* _SOURCE MATERIAL_
((

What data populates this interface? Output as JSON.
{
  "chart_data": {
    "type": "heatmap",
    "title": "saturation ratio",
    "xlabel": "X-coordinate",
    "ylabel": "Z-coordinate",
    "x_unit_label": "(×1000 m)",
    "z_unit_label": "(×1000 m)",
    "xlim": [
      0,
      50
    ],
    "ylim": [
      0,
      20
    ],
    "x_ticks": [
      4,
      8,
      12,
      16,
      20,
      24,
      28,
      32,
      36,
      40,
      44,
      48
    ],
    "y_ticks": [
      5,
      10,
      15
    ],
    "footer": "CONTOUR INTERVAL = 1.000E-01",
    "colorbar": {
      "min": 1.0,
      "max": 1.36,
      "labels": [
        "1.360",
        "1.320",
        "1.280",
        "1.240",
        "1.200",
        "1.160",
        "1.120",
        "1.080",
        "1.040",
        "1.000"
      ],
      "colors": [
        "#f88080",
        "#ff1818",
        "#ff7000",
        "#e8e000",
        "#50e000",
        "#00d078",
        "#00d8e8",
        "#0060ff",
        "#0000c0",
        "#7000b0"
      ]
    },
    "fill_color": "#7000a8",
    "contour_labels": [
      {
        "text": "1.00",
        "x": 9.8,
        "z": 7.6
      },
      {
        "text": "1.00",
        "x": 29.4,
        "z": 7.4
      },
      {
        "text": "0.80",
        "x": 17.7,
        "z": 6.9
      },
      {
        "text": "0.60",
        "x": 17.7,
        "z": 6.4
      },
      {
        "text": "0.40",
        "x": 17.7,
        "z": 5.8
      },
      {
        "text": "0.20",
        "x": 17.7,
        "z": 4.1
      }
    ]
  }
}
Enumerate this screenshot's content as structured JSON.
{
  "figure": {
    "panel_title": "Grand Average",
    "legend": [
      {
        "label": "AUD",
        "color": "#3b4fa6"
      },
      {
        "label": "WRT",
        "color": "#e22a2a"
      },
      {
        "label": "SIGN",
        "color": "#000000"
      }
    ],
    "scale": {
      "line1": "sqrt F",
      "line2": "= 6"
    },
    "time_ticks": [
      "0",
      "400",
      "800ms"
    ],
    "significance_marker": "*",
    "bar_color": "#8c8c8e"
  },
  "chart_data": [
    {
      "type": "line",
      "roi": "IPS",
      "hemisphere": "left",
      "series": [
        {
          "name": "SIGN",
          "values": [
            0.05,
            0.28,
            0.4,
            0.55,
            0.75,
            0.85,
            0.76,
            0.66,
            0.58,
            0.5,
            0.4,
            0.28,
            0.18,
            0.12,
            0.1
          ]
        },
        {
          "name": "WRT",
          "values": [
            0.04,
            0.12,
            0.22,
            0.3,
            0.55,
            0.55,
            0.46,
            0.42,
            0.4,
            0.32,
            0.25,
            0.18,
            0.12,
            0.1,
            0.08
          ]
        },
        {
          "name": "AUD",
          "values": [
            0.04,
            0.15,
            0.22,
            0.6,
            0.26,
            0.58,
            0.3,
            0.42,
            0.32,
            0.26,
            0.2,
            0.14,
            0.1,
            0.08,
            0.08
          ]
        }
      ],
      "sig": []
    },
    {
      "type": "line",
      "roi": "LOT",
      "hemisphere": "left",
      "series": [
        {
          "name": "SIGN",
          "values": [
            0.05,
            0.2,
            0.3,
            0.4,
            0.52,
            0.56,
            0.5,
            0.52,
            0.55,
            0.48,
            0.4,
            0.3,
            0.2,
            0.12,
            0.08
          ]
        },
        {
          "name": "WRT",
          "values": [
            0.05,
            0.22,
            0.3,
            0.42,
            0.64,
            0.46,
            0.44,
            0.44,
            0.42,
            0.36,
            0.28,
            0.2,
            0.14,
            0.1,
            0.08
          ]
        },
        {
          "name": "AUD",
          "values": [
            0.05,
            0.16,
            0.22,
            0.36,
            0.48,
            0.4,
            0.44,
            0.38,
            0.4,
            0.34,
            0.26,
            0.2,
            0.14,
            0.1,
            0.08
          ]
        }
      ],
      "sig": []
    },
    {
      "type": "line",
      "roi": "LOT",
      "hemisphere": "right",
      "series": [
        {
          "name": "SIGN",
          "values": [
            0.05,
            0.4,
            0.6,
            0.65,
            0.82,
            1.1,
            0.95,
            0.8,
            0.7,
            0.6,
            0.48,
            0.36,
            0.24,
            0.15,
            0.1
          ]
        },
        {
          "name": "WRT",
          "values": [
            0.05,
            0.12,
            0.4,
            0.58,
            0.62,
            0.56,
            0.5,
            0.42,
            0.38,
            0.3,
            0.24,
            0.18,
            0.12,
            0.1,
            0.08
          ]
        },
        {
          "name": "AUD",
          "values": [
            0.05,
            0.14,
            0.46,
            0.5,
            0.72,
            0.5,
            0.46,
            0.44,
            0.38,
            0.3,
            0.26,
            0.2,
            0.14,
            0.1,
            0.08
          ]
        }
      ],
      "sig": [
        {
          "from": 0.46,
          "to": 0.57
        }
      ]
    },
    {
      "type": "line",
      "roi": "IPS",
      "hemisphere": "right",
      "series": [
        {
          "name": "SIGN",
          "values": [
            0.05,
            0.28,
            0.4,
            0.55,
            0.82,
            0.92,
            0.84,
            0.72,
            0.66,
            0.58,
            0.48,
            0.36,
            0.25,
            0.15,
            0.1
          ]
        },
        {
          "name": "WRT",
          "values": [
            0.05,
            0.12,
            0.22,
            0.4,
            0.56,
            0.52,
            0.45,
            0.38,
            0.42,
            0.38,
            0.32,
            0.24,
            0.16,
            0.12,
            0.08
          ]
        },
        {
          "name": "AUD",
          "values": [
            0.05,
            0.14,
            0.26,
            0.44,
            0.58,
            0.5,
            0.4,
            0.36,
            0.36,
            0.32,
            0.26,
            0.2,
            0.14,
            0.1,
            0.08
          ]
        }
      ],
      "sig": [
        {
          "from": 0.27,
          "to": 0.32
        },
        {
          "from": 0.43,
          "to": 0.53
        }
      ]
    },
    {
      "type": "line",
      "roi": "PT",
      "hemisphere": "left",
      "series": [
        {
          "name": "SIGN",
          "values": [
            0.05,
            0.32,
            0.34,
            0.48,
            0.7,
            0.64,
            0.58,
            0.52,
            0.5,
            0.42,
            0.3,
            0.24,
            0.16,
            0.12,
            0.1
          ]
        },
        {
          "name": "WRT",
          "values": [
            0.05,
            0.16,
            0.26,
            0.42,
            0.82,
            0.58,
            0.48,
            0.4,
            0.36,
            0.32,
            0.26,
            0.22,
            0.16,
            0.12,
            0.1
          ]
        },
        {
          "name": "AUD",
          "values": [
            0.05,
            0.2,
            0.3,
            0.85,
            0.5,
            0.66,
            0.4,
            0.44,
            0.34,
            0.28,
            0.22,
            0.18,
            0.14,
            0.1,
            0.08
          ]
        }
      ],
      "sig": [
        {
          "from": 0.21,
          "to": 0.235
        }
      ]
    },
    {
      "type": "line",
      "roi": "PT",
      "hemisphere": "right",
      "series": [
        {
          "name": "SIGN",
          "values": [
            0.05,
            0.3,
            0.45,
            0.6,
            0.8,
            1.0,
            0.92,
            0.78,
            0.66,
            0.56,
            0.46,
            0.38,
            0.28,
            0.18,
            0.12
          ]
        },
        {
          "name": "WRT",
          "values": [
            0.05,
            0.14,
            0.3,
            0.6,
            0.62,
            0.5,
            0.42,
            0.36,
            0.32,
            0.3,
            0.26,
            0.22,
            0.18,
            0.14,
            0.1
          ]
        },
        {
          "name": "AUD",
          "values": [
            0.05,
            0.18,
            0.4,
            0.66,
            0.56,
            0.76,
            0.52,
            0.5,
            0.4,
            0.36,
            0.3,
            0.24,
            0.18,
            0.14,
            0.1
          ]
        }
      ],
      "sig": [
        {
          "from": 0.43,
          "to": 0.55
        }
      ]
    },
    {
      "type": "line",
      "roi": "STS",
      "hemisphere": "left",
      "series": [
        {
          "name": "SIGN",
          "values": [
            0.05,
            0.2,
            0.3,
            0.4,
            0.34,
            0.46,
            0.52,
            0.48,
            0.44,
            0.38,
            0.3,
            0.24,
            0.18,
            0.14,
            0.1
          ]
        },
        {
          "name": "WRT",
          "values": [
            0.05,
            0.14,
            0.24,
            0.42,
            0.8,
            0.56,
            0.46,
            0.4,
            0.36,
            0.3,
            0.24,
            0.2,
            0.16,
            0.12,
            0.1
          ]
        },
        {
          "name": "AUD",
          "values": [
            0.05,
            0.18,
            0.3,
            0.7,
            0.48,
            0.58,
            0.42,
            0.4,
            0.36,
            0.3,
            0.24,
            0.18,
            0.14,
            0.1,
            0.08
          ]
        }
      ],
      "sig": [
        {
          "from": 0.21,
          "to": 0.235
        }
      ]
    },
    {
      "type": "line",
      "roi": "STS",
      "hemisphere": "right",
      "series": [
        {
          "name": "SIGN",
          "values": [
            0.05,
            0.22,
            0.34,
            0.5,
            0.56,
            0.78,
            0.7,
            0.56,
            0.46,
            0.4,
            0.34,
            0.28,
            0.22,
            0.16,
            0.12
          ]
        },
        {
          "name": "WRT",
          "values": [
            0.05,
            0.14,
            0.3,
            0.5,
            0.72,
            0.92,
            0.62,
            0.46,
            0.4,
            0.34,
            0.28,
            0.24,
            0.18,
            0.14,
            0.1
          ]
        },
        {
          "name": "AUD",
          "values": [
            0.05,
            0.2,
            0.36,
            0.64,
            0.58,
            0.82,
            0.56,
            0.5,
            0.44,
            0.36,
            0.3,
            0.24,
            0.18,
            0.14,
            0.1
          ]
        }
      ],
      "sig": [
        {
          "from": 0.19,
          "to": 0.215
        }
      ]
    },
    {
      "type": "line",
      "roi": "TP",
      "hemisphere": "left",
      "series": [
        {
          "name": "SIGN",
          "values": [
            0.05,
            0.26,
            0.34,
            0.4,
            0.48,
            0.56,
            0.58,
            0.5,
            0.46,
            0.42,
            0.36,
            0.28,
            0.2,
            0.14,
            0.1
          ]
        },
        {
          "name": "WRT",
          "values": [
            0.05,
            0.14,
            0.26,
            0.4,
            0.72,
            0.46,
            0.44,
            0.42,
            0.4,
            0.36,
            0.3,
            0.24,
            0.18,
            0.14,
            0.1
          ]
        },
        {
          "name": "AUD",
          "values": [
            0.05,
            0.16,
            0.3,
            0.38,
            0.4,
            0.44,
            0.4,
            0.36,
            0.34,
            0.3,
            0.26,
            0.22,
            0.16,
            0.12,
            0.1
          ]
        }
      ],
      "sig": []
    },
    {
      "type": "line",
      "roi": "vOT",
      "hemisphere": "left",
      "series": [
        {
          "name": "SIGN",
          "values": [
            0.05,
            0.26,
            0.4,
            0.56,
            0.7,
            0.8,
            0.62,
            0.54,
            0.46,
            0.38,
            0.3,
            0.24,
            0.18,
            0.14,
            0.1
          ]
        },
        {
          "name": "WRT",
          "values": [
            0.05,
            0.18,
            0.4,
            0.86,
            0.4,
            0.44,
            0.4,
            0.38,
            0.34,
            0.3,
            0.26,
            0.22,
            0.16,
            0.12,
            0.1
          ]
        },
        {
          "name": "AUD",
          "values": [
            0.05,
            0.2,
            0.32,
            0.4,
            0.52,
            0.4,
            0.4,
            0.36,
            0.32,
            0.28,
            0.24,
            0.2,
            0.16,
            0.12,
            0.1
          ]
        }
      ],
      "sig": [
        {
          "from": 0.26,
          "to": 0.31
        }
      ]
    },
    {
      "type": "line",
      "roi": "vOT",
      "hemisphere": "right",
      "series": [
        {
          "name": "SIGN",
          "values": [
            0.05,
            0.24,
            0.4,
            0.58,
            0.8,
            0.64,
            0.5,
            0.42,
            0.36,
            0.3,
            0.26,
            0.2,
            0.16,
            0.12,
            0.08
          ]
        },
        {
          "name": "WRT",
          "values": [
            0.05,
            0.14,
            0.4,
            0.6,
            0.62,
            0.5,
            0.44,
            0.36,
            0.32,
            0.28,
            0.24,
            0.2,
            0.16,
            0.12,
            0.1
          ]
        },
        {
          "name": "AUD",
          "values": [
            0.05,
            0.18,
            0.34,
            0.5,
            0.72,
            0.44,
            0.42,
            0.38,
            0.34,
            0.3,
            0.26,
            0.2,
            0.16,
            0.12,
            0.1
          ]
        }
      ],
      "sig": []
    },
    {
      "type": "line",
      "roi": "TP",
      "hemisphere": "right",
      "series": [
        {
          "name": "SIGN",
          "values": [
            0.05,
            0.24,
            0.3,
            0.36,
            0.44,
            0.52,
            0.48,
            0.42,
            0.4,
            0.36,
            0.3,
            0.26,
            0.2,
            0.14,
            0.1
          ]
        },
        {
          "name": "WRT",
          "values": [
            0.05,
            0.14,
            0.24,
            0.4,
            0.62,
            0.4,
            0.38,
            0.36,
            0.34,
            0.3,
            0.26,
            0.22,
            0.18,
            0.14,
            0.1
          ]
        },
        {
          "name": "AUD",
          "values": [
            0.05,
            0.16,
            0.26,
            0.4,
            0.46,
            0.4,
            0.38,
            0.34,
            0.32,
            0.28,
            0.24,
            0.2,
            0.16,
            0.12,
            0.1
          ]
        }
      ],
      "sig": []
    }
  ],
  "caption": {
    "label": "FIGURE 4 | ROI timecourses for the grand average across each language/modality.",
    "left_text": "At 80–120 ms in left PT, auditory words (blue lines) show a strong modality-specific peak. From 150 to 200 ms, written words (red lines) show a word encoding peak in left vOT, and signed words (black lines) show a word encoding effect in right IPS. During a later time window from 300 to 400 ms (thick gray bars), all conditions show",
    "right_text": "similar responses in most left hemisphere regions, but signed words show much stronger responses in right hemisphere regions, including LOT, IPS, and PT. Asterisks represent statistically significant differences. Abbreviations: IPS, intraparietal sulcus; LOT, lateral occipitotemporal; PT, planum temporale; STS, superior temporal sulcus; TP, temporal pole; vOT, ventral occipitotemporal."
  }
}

))

Filter the records, keeping only lines that contain "coordinate", and show those lines.

* _RESPONSE TO THIS TASK_
    "xlabel": "X-coordinate",
    "ylabel": "Z-coordinate",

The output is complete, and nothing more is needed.